%%
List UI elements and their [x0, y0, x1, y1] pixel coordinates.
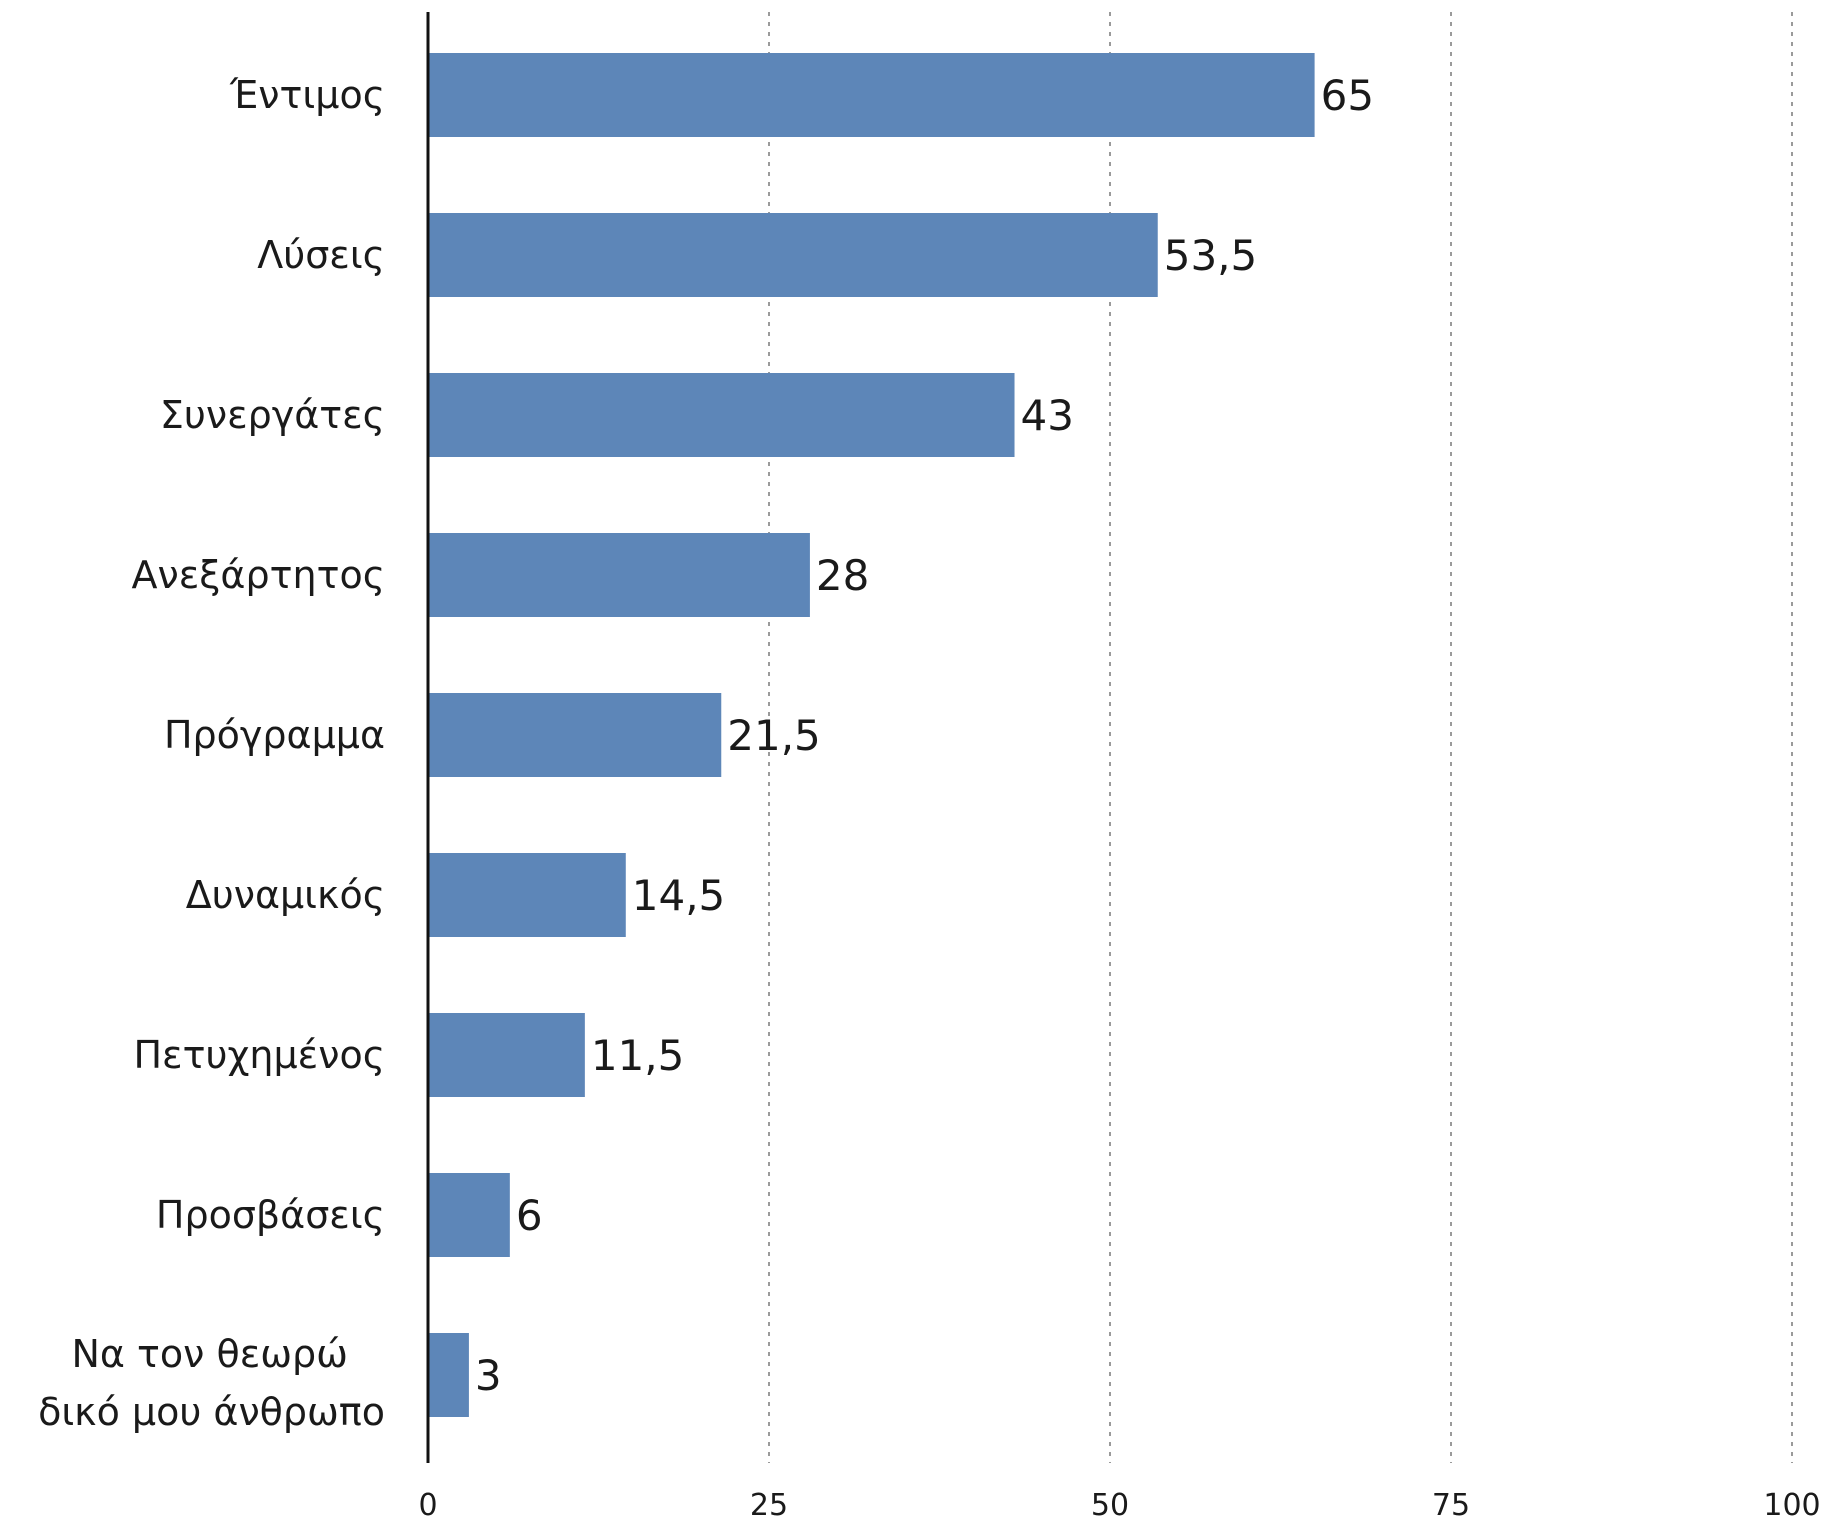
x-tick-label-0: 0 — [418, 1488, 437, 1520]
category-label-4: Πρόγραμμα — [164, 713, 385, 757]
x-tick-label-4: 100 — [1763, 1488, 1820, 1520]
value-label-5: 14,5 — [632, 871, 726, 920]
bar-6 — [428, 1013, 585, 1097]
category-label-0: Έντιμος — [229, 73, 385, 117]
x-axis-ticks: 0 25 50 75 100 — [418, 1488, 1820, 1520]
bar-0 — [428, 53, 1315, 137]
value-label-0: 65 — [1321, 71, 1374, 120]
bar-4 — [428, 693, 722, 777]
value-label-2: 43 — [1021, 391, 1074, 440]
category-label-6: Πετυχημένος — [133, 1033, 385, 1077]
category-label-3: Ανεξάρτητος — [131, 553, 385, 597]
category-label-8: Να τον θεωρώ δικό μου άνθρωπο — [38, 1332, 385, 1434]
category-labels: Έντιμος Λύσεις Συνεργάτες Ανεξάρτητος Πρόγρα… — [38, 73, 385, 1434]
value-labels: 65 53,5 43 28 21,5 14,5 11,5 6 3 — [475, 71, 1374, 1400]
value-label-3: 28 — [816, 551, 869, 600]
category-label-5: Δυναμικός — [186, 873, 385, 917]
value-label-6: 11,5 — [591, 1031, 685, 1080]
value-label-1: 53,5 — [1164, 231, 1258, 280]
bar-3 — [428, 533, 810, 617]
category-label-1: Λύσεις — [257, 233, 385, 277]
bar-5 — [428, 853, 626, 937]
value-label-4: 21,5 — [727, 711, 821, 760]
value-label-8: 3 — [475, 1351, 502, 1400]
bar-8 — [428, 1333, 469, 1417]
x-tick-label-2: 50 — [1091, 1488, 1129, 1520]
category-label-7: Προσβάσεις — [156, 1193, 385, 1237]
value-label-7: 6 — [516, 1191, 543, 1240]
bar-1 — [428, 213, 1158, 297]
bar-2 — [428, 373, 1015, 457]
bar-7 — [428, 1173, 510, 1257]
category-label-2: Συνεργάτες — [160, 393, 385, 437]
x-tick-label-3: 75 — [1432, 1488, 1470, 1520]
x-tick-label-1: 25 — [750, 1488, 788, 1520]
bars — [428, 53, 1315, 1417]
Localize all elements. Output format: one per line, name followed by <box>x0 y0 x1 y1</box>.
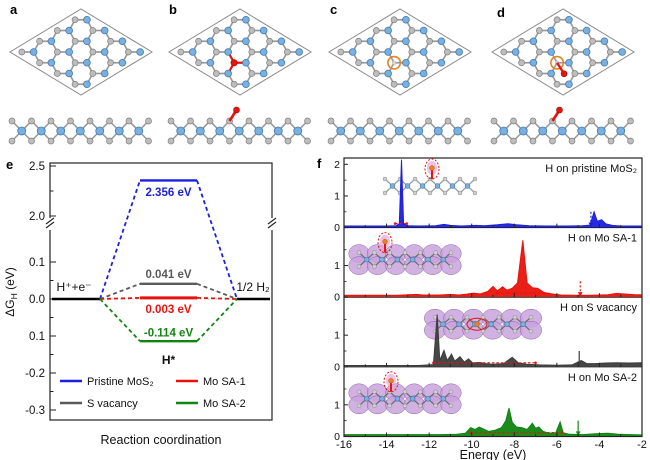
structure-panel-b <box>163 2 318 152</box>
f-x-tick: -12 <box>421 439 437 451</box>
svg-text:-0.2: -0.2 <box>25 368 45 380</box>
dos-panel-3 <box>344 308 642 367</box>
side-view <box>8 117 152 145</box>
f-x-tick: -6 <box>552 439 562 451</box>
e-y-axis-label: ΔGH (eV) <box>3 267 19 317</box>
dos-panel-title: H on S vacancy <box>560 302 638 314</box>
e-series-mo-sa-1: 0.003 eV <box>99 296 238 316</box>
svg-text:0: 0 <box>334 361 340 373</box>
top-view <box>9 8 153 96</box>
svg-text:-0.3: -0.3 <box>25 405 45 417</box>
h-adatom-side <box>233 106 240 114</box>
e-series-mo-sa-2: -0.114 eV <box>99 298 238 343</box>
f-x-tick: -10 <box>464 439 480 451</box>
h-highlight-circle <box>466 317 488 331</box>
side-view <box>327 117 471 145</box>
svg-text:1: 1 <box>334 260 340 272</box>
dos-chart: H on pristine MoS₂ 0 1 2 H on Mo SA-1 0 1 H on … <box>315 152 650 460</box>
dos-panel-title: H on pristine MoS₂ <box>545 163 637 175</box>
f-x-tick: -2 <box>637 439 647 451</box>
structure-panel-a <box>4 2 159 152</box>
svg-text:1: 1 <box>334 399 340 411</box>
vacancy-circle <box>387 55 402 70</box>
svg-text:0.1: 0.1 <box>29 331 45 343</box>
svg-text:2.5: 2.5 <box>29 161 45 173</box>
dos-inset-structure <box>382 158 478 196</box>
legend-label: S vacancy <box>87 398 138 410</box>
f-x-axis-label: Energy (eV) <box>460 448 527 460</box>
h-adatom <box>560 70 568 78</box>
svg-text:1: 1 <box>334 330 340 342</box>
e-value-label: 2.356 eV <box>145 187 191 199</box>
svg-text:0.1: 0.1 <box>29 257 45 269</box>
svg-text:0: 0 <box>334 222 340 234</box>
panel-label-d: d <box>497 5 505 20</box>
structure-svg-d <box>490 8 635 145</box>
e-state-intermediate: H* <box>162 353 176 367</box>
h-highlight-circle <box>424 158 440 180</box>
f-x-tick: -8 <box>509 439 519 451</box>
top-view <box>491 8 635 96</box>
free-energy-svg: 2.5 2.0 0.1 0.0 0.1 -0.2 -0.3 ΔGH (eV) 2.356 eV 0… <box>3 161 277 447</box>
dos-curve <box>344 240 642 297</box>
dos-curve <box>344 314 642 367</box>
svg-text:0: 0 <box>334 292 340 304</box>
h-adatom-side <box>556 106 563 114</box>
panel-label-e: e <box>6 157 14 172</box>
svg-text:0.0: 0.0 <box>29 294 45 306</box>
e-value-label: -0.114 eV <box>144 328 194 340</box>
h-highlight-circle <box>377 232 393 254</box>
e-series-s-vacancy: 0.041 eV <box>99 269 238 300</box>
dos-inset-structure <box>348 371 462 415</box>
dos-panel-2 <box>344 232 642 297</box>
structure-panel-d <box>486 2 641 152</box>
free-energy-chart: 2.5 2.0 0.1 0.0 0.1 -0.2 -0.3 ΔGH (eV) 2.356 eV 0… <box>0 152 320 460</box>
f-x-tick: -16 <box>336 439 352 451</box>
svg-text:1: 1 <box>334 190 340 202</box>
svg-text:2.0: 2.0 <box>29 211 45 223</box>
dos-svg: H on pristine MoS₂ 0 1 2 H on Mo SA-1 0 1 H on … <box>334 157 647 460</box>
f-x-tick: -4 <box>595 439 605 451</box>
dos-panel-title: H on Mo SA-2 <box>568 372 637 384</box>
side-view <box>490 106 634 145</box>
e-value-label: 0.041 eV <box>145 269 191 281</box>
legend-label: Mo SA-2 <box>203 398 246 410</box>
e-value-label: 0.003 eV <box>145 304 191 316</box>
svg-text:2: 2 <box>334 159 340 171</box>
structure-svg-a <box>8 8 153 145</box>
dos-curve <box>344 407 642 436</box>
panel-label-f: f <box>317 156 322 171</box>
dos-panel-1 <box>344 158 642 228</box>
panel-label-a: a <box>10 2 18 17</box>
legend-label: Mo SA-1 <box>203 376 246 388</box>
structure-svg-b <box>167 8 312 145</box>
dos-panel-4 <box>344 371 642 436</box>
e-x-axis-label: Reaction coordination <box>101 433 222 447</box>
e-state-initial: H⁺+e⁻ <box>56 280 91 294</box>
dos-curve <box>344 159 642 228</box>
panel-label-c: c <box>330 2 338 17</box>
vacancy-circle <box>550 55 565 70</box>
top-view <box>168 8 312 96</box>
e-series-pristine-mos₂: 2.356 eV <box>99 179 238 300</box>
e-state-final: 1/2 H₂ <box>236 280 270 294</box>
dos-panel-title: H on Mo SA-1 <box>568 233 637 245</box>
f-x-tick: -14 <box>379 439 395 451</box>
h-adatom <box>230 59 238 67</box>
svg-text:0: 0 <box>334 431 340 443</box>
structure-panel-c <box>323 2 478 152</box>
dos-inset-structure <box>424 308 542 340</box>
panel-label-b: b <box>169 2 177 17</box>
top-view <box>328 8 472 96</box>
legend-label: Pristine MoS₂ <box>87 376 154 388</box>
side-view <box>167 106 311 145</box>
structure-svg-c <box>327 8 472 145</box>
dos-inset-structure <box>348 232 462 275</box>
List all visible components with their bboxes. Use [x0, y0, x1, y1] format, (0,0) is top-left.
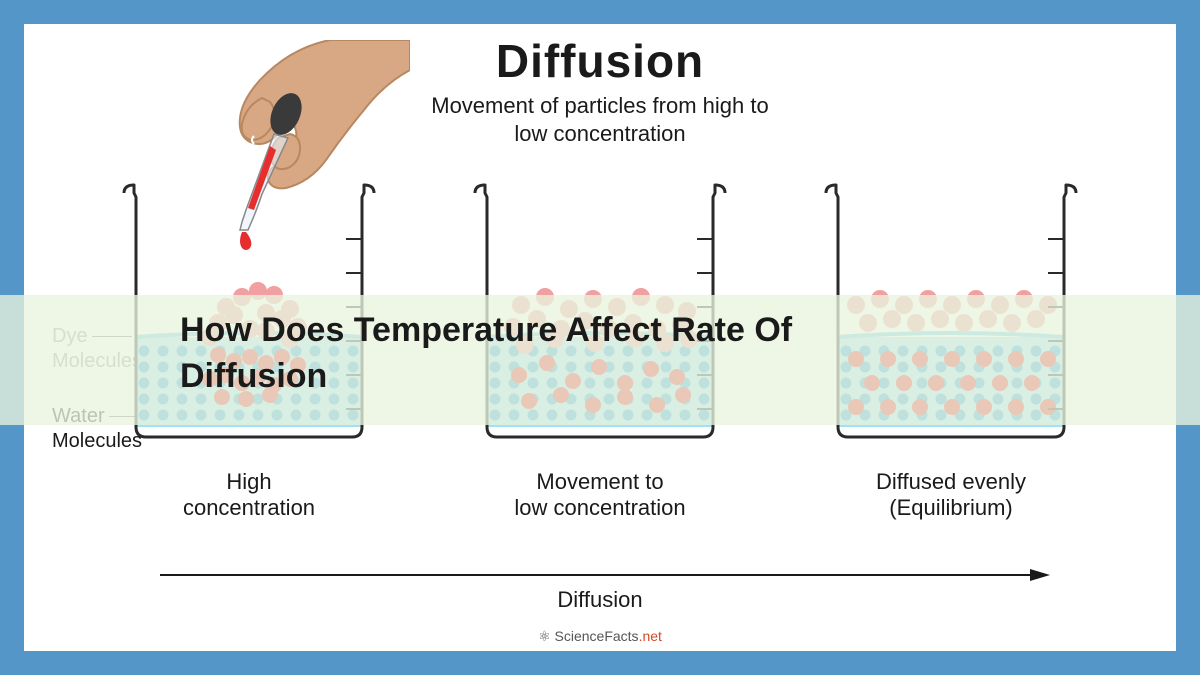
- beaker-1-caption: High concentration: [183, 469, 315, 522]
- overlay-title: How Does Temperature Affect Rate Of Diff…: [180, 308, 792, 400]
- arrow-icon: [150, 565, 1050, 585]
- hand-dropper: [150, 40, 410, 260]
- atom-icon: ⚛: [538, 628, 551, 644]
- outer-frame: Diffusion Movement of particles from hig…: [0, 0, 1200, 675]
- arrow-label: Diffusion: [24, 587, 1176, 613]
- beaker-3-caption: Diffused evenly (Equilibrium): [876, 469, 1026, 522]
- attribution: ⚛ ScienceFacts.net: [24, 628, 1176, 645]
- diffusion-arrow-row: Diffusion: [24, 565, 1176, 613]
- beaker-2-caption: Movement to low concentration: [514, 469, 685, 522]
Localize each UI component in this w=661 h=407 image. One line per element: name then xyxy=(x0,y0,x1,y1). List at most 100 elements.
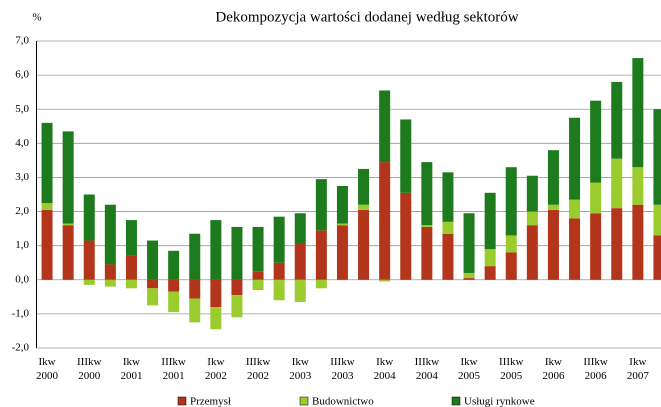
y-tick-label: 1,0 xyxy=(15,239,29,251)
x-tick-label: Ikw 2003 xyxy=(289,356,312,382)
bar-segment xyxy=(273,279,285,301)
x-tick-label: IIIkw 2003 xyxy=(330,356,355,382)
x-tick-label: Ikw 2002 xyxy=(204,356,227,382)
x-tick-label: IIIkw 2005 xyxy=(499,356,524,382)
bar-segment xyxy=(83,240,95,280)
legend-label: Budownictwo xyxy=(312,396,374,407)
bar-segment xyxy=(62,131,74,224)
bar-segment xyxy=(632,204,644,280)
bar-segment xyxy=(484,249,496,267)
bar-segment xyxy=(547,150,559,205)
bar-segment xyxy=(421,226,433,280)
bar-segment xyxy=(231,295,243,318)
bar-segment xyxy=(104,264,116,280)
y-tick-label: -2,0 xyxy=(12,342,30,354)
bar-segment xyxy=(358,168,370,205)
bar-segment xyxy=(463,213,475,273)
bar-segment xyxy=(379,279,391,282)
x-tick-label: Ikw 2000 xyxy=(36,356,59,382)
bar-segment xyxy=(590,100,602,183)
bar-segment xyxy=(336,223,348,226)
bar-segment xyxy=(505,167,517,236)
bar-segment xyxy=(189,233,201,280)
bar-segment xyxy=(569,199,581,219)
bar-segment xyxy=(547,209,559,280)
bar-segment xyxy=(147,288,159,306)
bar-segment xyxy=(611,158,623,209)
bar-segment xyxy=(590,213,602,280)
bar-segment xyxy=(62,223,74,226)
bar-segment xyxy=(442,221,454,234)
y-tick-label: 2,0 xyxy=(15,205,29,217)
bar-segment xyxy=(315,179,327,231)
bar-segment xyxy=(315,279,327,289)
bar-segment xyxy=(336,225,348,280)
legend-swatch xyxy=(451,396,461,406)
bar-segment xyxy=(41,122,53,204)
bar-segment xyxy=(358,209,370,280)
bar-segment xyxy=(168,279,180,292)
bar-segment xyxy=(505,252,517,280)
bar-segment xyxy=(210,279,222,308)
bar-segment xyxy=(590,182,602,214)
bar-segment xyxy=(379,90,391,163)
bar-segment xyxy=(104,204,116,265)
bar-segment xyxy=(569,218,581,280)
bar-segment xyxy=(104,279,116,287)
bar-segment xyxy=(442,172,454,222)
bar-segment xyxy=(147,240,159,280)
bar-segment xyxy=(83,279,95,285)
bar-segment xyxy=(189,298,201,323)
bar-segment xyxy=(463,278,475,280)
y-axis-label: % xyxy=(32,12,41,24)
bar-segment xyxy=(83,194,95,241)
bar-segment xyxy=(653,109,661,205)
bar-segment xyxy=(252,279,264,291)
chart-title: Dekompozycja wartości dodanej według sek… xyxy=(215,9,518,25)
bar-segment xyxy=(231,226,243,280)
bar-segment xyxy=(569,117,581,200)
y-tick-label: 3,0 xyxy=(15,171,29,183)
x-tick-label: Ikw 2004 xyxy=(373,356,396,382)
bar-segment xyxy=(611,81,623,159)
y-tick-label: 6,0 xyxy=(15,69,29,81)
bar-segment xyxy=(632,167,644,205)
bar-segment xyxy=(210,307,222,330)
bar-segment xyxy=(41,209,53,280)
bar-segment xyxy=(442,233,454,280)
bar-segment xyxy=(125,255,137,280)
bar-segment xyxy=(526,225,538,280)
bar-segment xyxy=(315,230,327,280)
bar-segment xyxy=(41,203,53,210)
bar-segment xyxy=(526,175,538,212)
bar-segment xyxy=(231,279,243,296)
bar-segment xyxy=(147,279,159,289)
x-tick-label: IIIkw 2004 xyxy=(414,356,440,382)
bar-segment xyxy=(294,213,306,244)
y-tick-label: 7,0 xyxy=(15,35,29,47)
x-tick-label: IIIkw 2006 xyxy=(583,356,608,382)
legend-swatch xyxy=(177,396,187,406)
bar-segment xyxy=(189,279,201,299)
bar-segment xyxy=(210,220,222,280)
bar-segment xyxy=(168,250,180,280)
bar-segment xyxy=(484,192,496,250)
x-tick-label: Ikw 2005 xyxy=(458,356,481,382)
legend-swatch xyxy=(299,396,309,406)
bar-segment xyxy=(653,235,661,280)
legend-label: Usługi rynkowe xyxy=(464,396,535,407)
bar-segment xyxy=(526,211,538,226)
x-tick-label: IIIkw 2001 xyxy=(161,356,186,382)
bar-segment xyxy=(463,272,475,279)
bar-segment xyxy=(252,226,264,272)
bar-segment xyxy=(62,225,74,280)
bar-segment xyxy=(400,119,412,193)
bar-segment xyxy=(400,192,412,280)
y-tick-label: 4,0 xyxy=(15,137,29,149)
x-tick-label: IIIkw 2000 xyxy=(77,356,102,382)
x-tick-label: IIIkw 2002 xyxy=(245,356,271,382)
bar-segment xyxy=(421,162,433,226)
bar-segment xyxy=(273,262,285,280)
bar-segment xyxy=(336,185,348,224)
%%
> [What you will do]
Copy out the lines from the items word for word, beginning at the line that contains "- beaker-1-caption: High" and ending after the line that contains "- outer-frame: Diffusion".

> [Correct response]
- beaker-1-caption: High concentration: [183, 469, 315, 522]
- overlay-title: How Does Temperature Affect Rate Of Diff…: [180, 308, 792, 400]
- arrow-icon: [150, 565, 1050, 585]
- hand-dropper: [150, 40, 410, 260]
- atom-icon: ⚛: [538, 628, 551, 644]
- outer-frame: Diffusion Movement of particles from hig…: [0, 0, 1200, 675]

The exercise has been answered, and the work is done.